WORK TO DO: Repeat what the lines below say, word for word, and skip every image.

SUPPLIED DATA:
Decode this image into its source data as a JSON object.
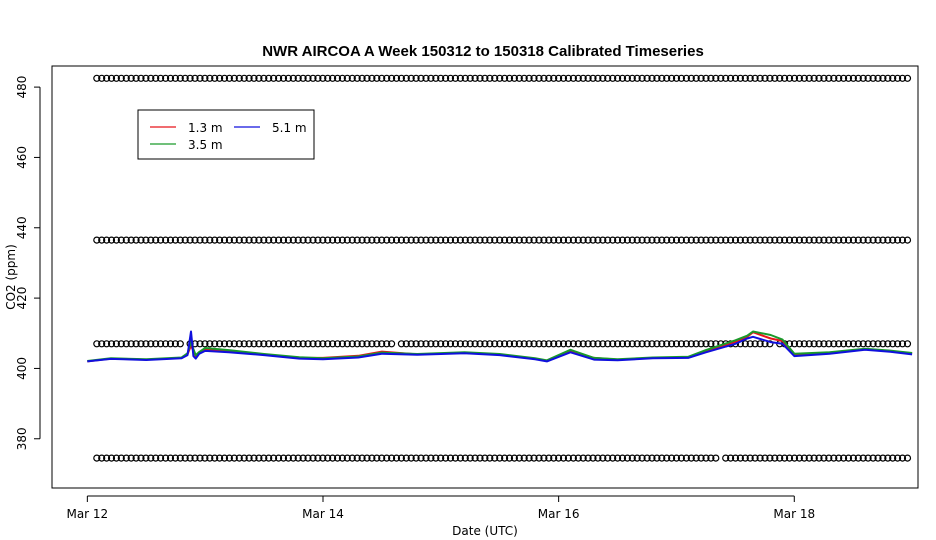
{
  "chart_data": {
    "type": "line",
    "title": "NWR AIRCOA A  Week 150312 to 150318  Calibrated Timeseries",
    "xlabel": "Date (UTC)",
    "ylabel": "CO2 (ppm)",
    "x_unit": "days since Mar 12 00:00 UTC",
    "xlim": [
      -0.3,
      7.05
    ],
    "ylim": [
      366,
      486
    ],
    "x_ticks": [
      {
        "value": 0,
        "label": "Mar 12"
      },
      {
        "value": 2,
        "label": "Mar 14"
      },
      {
        "value": 4,
        "label": "Mar 16"
      },
      {
        "value": 6,
        "label": "Mar 18"
      }
    ],
    "y_ticks": [
      380,
      400,
      420,
      440,
      460,
      480
    ],
    "grid": false,
    "legend": {
      "position": "top-left",
      "entries": [
        {
          "label": "1.3 m",
          "color": "#e8141b"
        },
        {
          "label": "5.1 m",
          "color": "#1010dd"
        },
        {
          "label": "3.5 m",
          "color": "#1a9a2a"
        }
      ]
    },
    "calibration_points": {
      "marker": "open-circle",
      "levels": [
        482.5,
        436.5,
        407,
        374.5
      ],
      "x_range": [
        0.08,
        7.0
      ],
      "spacing_days": 0.0417,
      "gaps": [
        {
          "level": 407,
          "from": 0.8,
          "to": 0.85
        },
        {
          "level": 407,
          "from": 2.6,
          "to": 2.65
        },
        {
          "level": 407,
          "from": 5.8,
          "to": 5.85
        },
        {
          "level": 374.5,
          "from": 5.35,
          "to": 5.4
        }
      ]
    },
    "series": [
      {
        "name": "1.3 m",
        "color": "#e8141b",
        "x": [
          0,
          0.2,
          0.5,
          0.8,
          0.85,
          0.88,
          0.9,
          0.92,
          0.95,
          1.0,
          1.2,
          1.5,
          1.8,
          2.0,
          2.3,
          2.5,
          2.8,
          3.2,
          3.5,
          3.8,
          3.9,
          4.1,
          4.3,
          4.5,
          4.8,
          5.1,
          5.25,
          5.5,
          5.6,
          5.65,
          5.8,
          5.9,
          6.0,
          6.3,
          6.6,
          6.8,
          7.0
        ],
        "y": [
          402.0,
          402.8,
          402.5,
          403.0,
          404.0,
          406.5,
          405.0,
          403.5,
          404.5,
          405.5,
          404.8,
          404.0,
          403.0,
          403.0,
          403.6,
          404.8,
          404.0,
          404.5,
          404.0,
          402.8,
          402.2,
          405.0,
          403.0,
          402.5,
          403.0,
          403.2,
          405.0,
          407.5,
          409.0,
          410.3,
          408.5,
          407.8,
          404.0,
          404.5,
          405.5,
          405.0,
          404.3
        ]
      },
      {
        "name": "3.5 m",
        "color": "#1a9a2a",
        "x": [
          0,
          0.2,
          0.5,
          0.8,
          0.85,
          0.88,
          0.9,
          0.92,
          0.95,
          1.0,
          1.2,
          1.5,
          1.8,
          2.0,
          2.3,
          2.5,
          2.8,
          3.2,
          3.5,
          3.8,
          3.9,
          4.1,
          4.3,
          4.5,
          4.8,
          5.1,
          5.25,
          5.5,
          5.6,
          5.65,
          5.8,
          5.9,
          6.0,
          6.3,
          6.6,
          6.8,
          7.0
        ],
        "y": [
          402.1,
          402.9,
          402.6,
          403.1,
          404.3,
          407.5,
          405.5,
          403.8,
          404.7,
          405.8,
          405.2,
          404.1,
          403.2,
          402.9,
          403.4,
          404.5,
          404.1,
          404.6,
          404.1,
          402.9,
          402.3,
          405.3,
          403.0,
          402.6,
          403.1,
          403.3,
          405.2,
          408.0,
          409.3,
          410.5,
          409.5,
          408.2,
          404.2,
          404.6,
          405.6,
          405.1,
          404.4
        ]
      },
      {
        "name": "5.1 m",
        "color": "#1010dd",
        "x": [
          0,
          0.2,
          0.5,
          0.8,
          0.85,
          0.88,
          0.9,
          0.92,
          0.95,
          1.0,
          1.2,
          1.5,
          1.8,
          2.0,
          2.3,
          2.5,
          2.8,
          3.2,
          3.5,
          3.8,
          3.9,
          4.1,
          4.3,
          4.5,
          4.8,
          5.1,
          5.25,
          5.5,
          5.6,
          5.65,
          5.8,
          5.9,
          6.0,
          6.3,
          6.6,
          6.8,
          7.0
        ],
        "y": [
          402.0,
          402.7,
          402.4,
          402.9,
          403.8,
          410.5,
          403.5,
          402.8,
          404.2,
          405.0,
          404.6,
          403.8,
          402.8,
          402.6,
          403.1,
          404.2,
          403.9,
          404.3,
          403.8,
          402.6,
          402.0,
          404.6,
          402.5,
          402.3,
          402.9,
          403.0,
          404.6,
          407.0,
          408.5,
          409.0,
          407.5,
          407.0,
          403.5,
          404.2,
          405.3,
          404.8,
          404.0
        ]
      }
    ]
  }
}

RESPONSE:
Decode this image into its source data as a JSON object.
{
  "chart_data": {
    "type": "line",
    "title": "NWR AIRCOA A  Week 150312 to 150318  Calibrated Timeseries",
    "xlabel": "Date (UTC)",
    "ylabel": "CO2 (ppm)",
    "x_unit": "days since Mar 12 00:00 UTC",
    "xlim": [
      -0.3,
      7.05
    ],
    "ylim": [
      366,
      486
    ],
    "x_ticks": [
      {
        "value": 0,
        "label": "Mar 12"
      },
      {
        "value": 2,
        "label": "Mar 14"
      },
      {
        "value": 4,
        "label": "Mar 16"
      },
      {
        "value": 6,
        "label": "Mar 18"
      }
    ],
    "y_ticks": [
      380,
      400,
      420,
      440,
      460,
      480
    ],
    "grid": false,
    "legend": {
      "position": "top-left",
      "entries": [
        {
          "label": "1.3 m",
          "color": "#e8141b"
        },
        {
          "label": "5.1 m",
          "color": "#1010dd"
        },
        {
          "label": "3.5 m",
          "color": "#1a9a2a"
        }
      ]
    },
    "calibration_points": {
      "marker": "open-circle",
      "levels": [
        482.5,
        436.5,
        407,
        374.5
      ],
      "x_range": [
        0.08,
        7.0
      ],
      "spacing_days": 0.0417,
      "gaps": [
        {
          "level": 407,
          "from": 0.8,
          "to": 0.85
        },
        {
          "level": 407,
          "from": 2.6,
          "to": 2.65
        },
        {
          "level": 407,
          "from": 5.8,
          "to": 5.85
        },
        {
          "level": 374.5,
          "from": 5.35,
          "to": 5.4
        }
      ]
    },
    "series": [
      {
        "name": "1.3 m",
        "color": "#e8141b",
        "x": [
          0,
          0.2,
          0.5,
          0.8,
          0.85,
          0.88,
          0.9,
          0.92,
          0.95,
          1.0,
          1.2,
          1.5,
          1.8,
          2.0,
          2.3,
          2.5,
          2.8,
          3.2,
          3.5,
          3.8,
          3.9,
          4.1,
          4.3,
          4.5,
          4.8,
          5.1,
          5.25,
          5.5,
          5.6,
          5.65,
          5.8,
          5.9,
          6.0,
          6.3,
          6.6,
          6.8,
          7.0
        ],
        "y": [
          402.0,
          402.8,
          402.5,
          403.0,
          404.0,
          406.5,
          405.0,
          403.5,
          404.5,
          405.5,
          404.8,
          404.0,
          403.0,
          403.0,
          403.6,
          404.8,
          404.0,
          404.5,
          404.0,
          402.8,
          402.2,
          405.0,
          403.0,
          402.5,
          403.0,
          403.2,
          405.0,
          407.5,
          409.0,
          410.3,
          408.5,
          407.8,
          404.0,
          404.5,
          405.5,
          405.0,
          404.3
        ]
      },
      {
        "name": "3.5 m",
        "color": "#1a9a2a",
        "x": [
          0,
          0.2,
          0.5,
          0.8,
          0.85,
          0.88,
          0.9,
          0.92,
          0.95,
          1.0,
          1.2,
          1.5,
          1.8,
          2.0,
          2.3,
          2.5,
          2.8,
          3.2,
          3.5,
          3.8,
          3.9,
          4.1,
          4.3,
          4.5,
          4.8,
          5.1,
          5.25,
          5.5,
          5.6,
          5.65,
          5.8,
          5.9,
          6.0,
          6.3,
          6.6,
          6.8,
          7.0
        ],
        "y": [
          402.1,
          402.9,
          402.6,
          403.1,
          404.3,
          407.5,
          405.5,
          403.8,
          404.7,
          405.8,
          405.2,
          404.1,
          403.2,
          402.9,
          403.4,
          404.5,
          404.1,
          404.6,
          404.1,
          402.9,
          402.3,
          405.3,
          403.0,
          402.6,
          403.1,
          403.3,
          405.2,
          408.0,
          409.3,
          410.5,
          409.5,
          408.2,
          404.2,
          404.6,
          405.6,
          405.1,
          404.4
        ]
      },
      {
        "name": "5.1 m",
        "color": "#1010dd",
        "x": [
          0,
          0.2,
          0.5,
          0.8,
          0.85,
          0.88,
          0.9,
          0.92,
          0.95,
          1.0,
          1.2,
          1.5,
          1.8,
          2.0,
          2.3,
          2.5,
          2.8,
          3.2,
          3.5,
          3.8,
          3.9,
          4.1,
          4.3,
          4.5,
          4.8,
          5.1,
          5.25,
          5.5,
          5.6,
          5.65,
          5.8,
          5.9,
          6.0,
          6.3,
          6.6,
          6.8,
          7.0
        ],
        "y": [
          402.0,
          402.7,
          402.4,
          402.9,
          403.8,
          410.5,
          403.5,
          402.8,
          404.2,
          405.0,
          404.6,
          403.8,
          402.8,
          402.6,
          403.1,
          404.2,
          403.9,
          404.3,
          403.8,
          402.6,
          402.0,
          404.6,
          402.5,
          402.3,
          402.9,
          403.0,
          404.6,
          407.0,
          408.5,
          409.0,
          407.5,
          407.0,
          403.5,
          404.2,
          405.3,
          404.8,
          404.0
        ]
      }
    ]
  }
}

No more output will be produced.